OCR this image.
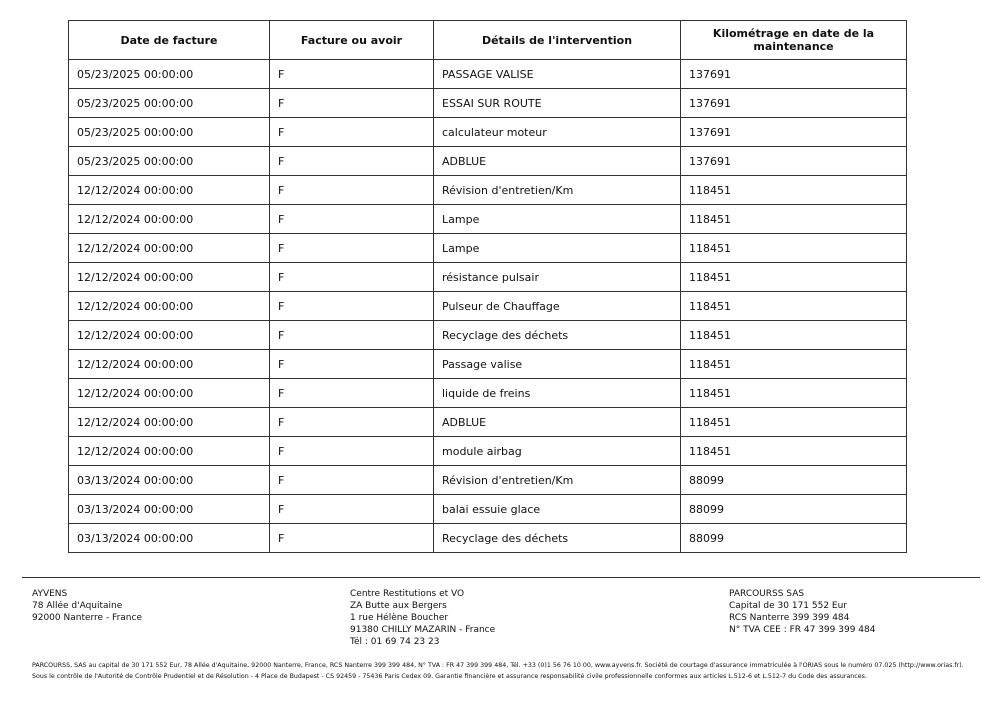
Date de facture	Facture ou avoir	Détails de l'intervention	Kilométrage en date de la maintenance
05/23/2025 00:00:00	F	PASSAGE VALISE	137691
05/23/2025 00:00:00	F	ESSAI SUR ROUTE	137691
05/23/2025 00:00:00	F	calculateur moteur	137691
05/23/2025 00:00:00	F	ADBLUE	137691
12/12/2024 00:00:00	F	Révision d'entretien/Km	118451
12/12/2024 00:00:00	F	Lampe	118451
12/12/2024 00:00:00	F	Lampe	118451
12/12/2024 00:00:00	F	résistance pulsair	118451
12/12/2024 00:00:00	F	Pulseur de Chauffage	118451
12/12/2024 00:00:00	F	Recyclage des déchets	118451
12/12/2024 00:00:00	F	Passage valise	118451
12/12/2024 00:00:00	F	liquide de freins	118451
12/12/2024 00:00:00	F	ADBLUE	118451
12/12/2024 00:00:00	F	module airbag	118451
03/13/2024 00:00:00	F	Révision d'entretien/Km	88099
03/13/2024 00:00:00	F	balai essuie glace	88099
03/13/2024 00:00:00	F	Recyclage des déchets	88099
AYVENS
78 Allée d'Aquitaine
92000 Nanterre - France
Centre Restitutions et VO
ZA Butte aux Bergers
1 rue Hélène Boucher
91380 CHILLY MAZARIN - France
Tél : 01 69 74 23 23
PARCOURSS SAS
Capital de 30 171 552 Eur
RCS Nanterre 399 399 484
N° TVA CEE : FR 47 399 399 484
PARCOURSS, SAS au capital de 30 171 552 Eur, 78 Allée d'Aquitaine, 92000 Nanterre, France, RCS Nanterre 399 399 484, N° TVA : FR 47 399 399 484, Tél. +33 (0)1 56 76 10 00, www.ayvens.fr. Société de courtage d'assurance immatriculée à l'ORIAS sous le numéro 07.025 (http://www.orias.fr).
Sous le contrôle de l'Autorité de Contrôle Prudentiel et de Résolution - 4 Place de Budapest - CS 92459 - 75436 Paris Cedex 09. Garantie financière et assurance responsabilité civile professionnelle conformes aux articles L.512-6 et L.512-7 du Code des assurances.
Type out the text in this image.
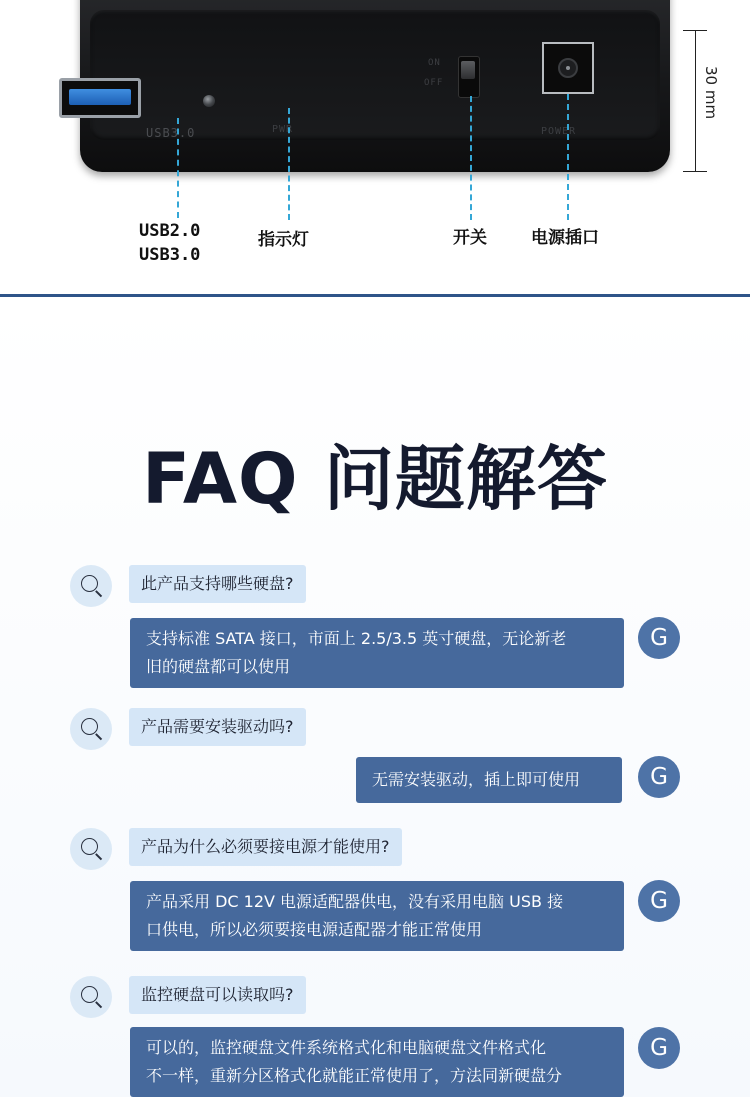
USB3.0	PWR
ON
OFF
POWER
USB2.0
USB3.0
指示灯	开关	电源插口
30 mm
FAQ 问题解答
此产品支持哪些硬盘?
支持标准 SATA 接口，市面上 2.5/3.5 英寸硬盘，无论新老
旧的硬盘都可以使用
G
产品需要安装驱动吗?
无需安装驱动，插上即可使用	G
产品为什么必须要接电源才能使用?
产品采用 DC 12V 电源适配器供电，没有采用电脑 USB 接
口供电，所以必须要接电源适配器才能正常使用
G
监控硬盘可以读取吗?
可以的，监控硬盘文件系统格式化和电脑硬盘文件格式化
不一样，重新分区格式化就能正常使用了，方法同新硬盘分
G
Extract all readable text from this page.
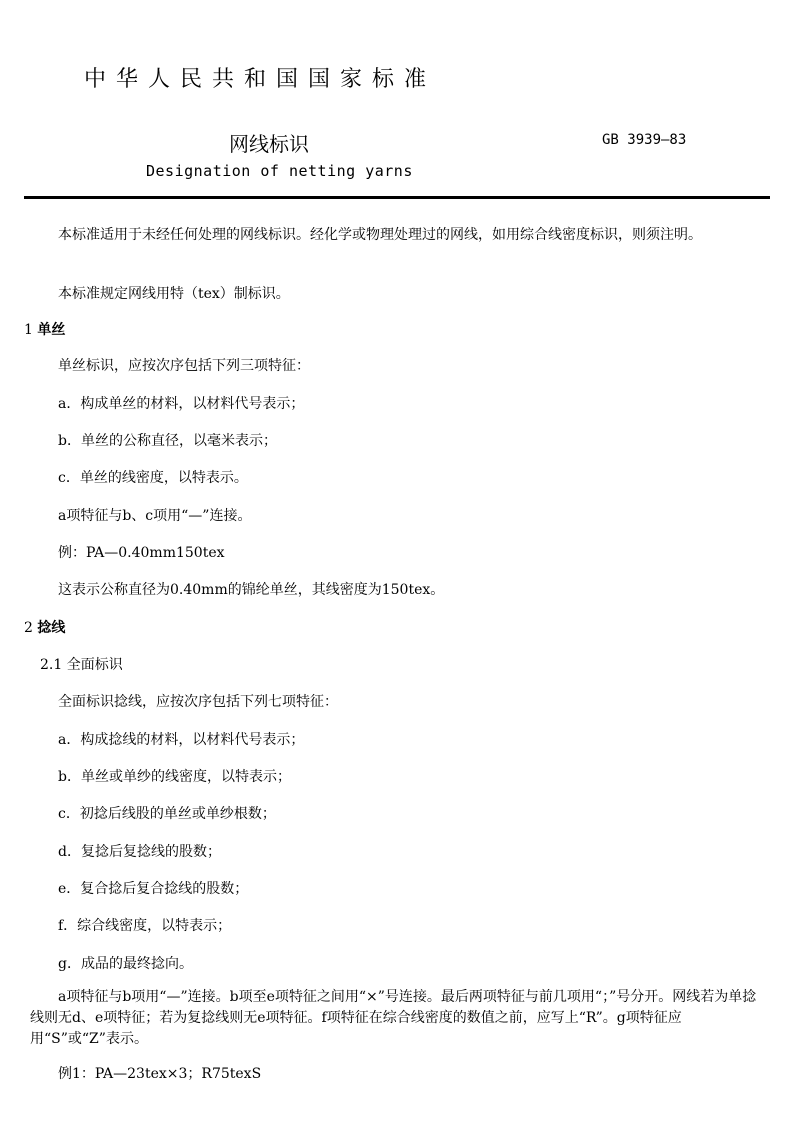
中华人民共和国国家标准
网线标识	GB 3939—83
Designation of netting yarns
本标准适用于未经任何处理的网线标识。经化学或物理处理过的网线，如用综合线密度标识，则须注明。
本标准规定网线用特（tex）制标识。
1 单丝
单丝标识，应按次序包括下列三项特征：
a．构成单丝的材料，以材料代号表示；
b．单丝的公称直径，以毫米表示；
c．单丝的线密度，以特表示。
a项特征与b、c项用“—”连接。
例：PA—0.40mm150tex
这表示公称直径为0.40mm的锦纶单丝，其线密度为150tex。
2 捻线
2.1 全面标识
全面标识捻线，应按次序包括下列七项特征：
a．构成捻线的材料，以材料代号表示；
b．单丝或单纱的线密度，以特表示；
c．初捻后线股的单丝或单纱根数；
d．复捻后复捻线的股数；
e．复合捻后复合捻线的股数；
f．综合线密度，以特表示；
g．成品的最终捻向。
a项特征与b项用“—”连接。b项至e项特征之间用“×”号连接。最后两项特征与前几项用“；”号分开。网线若为单捻线则无d、e项特征；若为复捻线则无e项特征。f项特征在综合线密度的数值之前，应写上“R”。g项特征应用“S”或“Z”表示。
例1：PA—23tex×3；R75texS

* _WHAT YOU NEED TO DO_
Write out the data precisely as given, excluding the pictures.

* _EXPECTED OUTPUT_
OCR this image.
Date de facture	Facture ou avoir	Détails de l'intervention	Kilométrage en date de la maintenance
05/23/2025 00:00:00	F	PASSAGE VALISE	137691
05/23/2025 00:00:00	F	ESSAI SUR ROUTE	137691
05/23/2025 00:00:00	F	calculateur moteur	137691
05/23/2025 00:00:00	F	ADBLUE	137691
12/12/2024 00:00:00	F	Révision d'entretien/Km	118451
12/12/2024 00:00:00	F	Lampe	118451
12/12/2024 00:00:00	F	Lampe	118451
12/12/2024 00:00:00	F	résistance pulsair	118451
12/12/2024 00:00:00	F	Pulseur de Chauffage	118451
12/12/2024 00:00:00	F	Recyclage des déchets	118451
12/12/2024 00:00:00	F	Passage valise	118451
12/12/2024 00:00:00	F	liquide de freins	118451
12/12/2024 00:00:00	F	ADBLUE	118451
12/12/2024 00:00:00	F	module airbag	118451
03/13/2024 00:00:00	F	Révision d'entretien/Km	88099
03/13/2024 00:00:00	F	balai essuie glace	88099
03/13/2024 00:00:00	F	Recyclage des déchets	88099
AYVENS
78 Allée d'Aquitaine
92000 Nanterre - France
Centre Restitutions et VO
ZA Butte aux Bergers
1 rue Hélène Boucher
91380 CHILLY MAZARIN - France
Tél : 01 69 74 23 23
PARCOURSS SAS
Capital de 30 171 552 Eur
RCS Nanterre 399 399 484
N° TVA CEE : FR 47 399 399 484
PARCOURSS, SAS au capital de 30 171 552 Eur, 78 Allée d'Aquitaine, 92000 Nanterre, France, RCS Nanterre 399 399 484, N° TVA : FR 47 399 399 484, Tél. +33 (0)1 56 76 10 00, www.ayvens.fr. Société de courtage d'assurance immatriculée à l'ORIAS sous le numéro 07.025 (http://www.orias.fr).
Sous le contrôle de l'Autorité de Contrôle Prudentiel et de Résolution - 4 Place de Budapest - CS 92459 - 75436 Paris Cedex 09. Garantie financière et assurance responsabilité civile professionnelle conformes aux articles L.512-6 et L.512-7 du Code des assurances.
Type out the text in this image.
USB3.0	PWR
ON
OFF
POWER
USB2.0
USB3.0
指示灯	开关	电源插口
30 mm
FAQ 问题解答
此产品支持哪些硬盘?
支持标准 SATA 接口，市面上 2.5/3.5 英寸硬盘，无论新老
旧的硬盘都可以使用
G
产品需要安装驱动吗?
无需安装驱动，插上即可使用	G
产品为什么必须要接电源才能使用?
产品采用 DC 12V 电源适配器供电，没有采用电脑 USB 接
口供电，所以必须要接电源适配器才能正常使用
G
监控硬盘可以读取吗?
可以的，监控硬盘文件系统格式化和电脑硬盘文件格式化
不一样，重新分区格式化就能正常使用了，方法同新硬盘分
G
Extract all readable text from this page.
中华人民共和国国家标准
网线标识	GB 3939—83
Designation of netting yarns
本标准适用于未经任何处理的网线标识。经化学或物理处理过的网线，如用综合线密度标识，则须注明。
本标准规定网线用特（tex）制标识。
1 单丝
单丝标识，应按次序包括下列三项特征：
a．构成单丝的材料，以材料代号表示；
b．单丝的公称直径，以毫米表示；
c．单丝的线密度，以特表示。
a项特征与b、c项用“—”连接。
例：PA—0.40mm150tex
这表示公称直径为0.40mm的锦纶单丝，其线密度为150tex。
2 捻线
2.1 全面标识
全面标识捻线，应按次序包括下列七项特征：
a．构成捻线的材料，以材料代号表示；
b．单丝或单纱的线密度，以特表示；
c．初捻后线股的单丝或单纱根数；
d．复捻后复捻线的股数；
e．复合捻后复合捻线的股数；
f．综合线密度，以特表示；
g．成品的最终捻向。
a项特征与b项用“—”连接。b项至e项特征之间用“×”号连接。最后两项特征与前几项用“；”号分开。网线若为单捻线则无d、e项特征；若为复捻线则无e项特征。f项特征在综合线密度的数值之前，应写上“R”。g项特征应用“S”或“Z”表示。
例1：PA—23tex×3；R75texS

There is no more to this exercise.